— Exercise prompt —
In the records that follow, find each line with "znaczył" and pull it out.

Recorded data Block Start

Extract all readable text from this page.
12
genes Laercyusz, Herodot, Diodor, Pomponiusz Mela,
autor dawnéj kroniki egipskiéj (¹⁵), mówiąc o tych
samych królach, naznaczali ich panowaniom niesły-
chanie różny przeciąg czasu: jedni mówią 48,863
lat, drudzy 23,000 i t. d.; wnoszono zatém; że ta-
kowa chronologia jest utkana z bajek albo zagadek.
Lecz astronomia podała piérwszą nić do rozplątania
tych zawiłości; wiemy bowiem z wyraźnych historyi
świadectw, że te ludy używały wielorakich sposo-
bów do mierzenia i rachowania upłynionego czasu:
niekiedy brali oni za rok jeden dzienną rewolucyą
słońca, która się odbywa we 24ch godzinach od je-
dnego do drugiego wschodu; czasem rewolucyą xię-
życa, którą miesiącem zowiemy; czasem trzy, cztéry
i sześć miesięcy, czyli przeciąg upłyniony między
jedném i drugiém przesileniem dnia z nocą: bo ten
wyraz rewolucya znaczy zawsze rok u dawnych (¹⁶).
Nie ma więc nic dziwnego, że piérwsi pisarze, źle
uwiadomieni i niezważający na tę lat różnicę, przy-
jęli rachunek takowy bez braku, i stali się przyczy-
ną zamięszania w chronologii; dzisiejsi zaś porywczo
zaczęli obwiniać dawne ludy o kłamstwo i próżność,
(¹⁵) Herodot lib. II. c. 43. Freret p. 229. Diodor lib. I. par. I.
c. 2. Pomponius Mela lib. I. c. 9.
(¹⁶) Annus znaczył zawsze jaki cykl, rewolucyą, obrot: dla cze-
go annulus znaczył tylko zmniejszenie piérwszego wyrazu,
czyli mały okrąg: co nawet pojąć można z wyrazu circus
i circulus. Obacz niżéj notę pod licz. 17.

Recorded data Block End

— Task result —
(¹⁶) Annus znaczył zawsze jaki cykl, rewolucyą, obrot: dla cze-
go annulus znaczył tylko zmniejszenie piérwszego wyrazu,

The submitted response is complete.